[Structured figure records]

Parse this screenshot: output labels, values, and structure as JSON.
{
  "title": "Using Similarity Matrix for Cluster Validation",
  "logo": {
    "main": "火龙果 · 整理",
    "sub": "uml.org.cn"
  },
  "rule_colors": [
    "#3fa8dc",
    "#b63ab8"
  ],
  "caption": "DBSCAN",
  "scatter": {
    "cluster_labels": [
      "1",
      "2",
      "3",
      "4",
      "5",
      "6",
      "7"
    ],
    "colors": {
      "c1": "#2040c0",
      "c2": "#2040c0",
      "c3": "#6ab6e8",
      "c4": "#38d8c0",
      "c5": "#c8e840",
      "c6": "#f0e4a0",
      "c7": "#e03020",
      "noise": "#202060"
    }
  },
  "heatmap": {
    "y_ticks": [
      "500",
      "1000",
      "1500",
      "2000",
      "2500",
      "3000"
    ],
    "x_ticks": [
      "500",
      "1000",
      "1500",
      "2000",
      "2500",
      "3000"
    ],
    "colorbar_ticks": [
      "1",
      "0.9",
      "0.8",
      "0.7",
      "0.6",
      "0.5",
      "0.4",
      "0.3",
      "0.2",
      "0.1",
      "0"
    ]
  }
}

## Problem statement
Give all of the entries again, word for word.

## Response
Parse this screenshot: output labels, values, and structure as JSON.
{
  "title": "Using Similarity Matrix for Cluster Validation",
  "logo": {
    "main": "火龙果 · 整理",
    "sub": "uml.org.cn"
  },
  "rule_colors": [
    "#3fa8dc",
    "#b63ab8"
  ],
  "caption": "DBSCAN",
  "scatter": {
    "cluster_labels": [
      "1",
      "2",
      "3",
      "4",
      "5",
      "6",
      "7"
    ],
    "colors": {
      "c1": "#2040c0",
      "c2": "#2040c0",
      "c3": "#6ab6e8",
      "c4": "#38d8c0",
      "c5": "#c8e840",
      "c6": "#f0e4a0",
      "c7": "#e03020",
      "noise": "#202060"
    }
  },
  "heatmap": {
    "y_ticks": [
      "500",
      "1000",
      "1500",
      "2000",
      "2500",
      "3000"
    ],
    "x_ticks": [
      "500",
      "1000",
      "1500",
      "2000",
      "2500",
      "3000"
    ],
    "colorbar_ticks": [
      "1",
      "0.9",
      "0.8",
      "0.7",
      "0.6",
      "0.5",
      "0.4",
      "0.3",
      "0.2",
      "0.1",
      "0"
    ]
  }
}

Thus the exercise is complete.